(Records contained in a dataset)

###

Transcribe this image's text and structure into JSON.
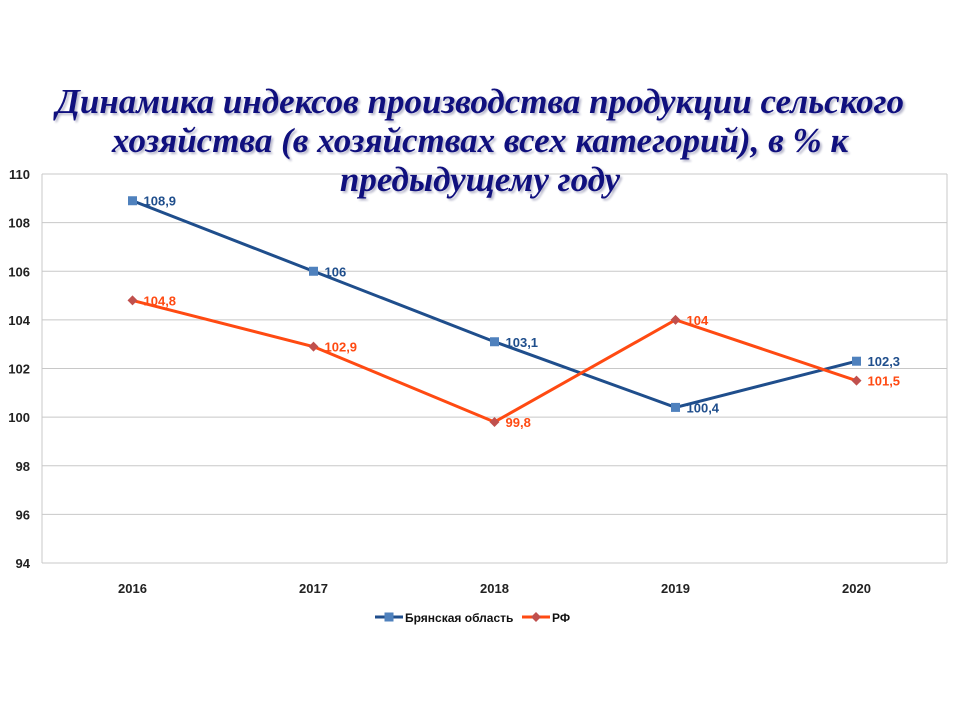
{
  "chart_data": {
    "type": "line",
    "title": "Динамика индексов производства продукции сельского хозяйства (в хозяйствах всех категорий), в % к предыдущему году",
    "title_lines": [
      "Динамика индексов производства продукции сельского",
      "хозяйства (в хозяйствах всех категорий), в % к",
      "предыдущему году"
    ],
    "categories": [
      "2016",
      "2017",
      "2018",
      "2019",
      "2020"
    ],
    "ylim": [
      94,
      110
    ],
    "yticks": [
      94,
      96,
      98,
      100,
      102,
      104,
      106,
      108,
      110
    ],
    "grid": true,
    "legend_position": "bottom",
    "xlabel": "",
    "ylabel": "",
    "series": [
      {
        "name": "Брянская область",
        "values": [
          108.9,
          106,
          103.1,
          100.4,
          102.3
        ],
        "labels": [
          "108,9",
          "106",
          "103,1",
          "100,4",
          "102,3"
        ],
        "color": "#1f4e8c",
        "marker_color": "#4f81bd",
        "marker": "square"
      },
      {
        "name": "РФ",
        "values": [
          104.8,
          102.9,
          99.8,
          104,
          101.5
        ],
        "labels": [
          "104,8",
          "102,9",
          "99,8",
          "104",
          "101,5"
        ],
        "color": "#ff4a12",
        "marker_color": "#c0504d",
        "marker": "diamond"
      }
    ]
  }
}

###

_Written exercise:_ Count the lines in the records above that contain the word "всех", and give only that number.

_Answer for the task:_ 2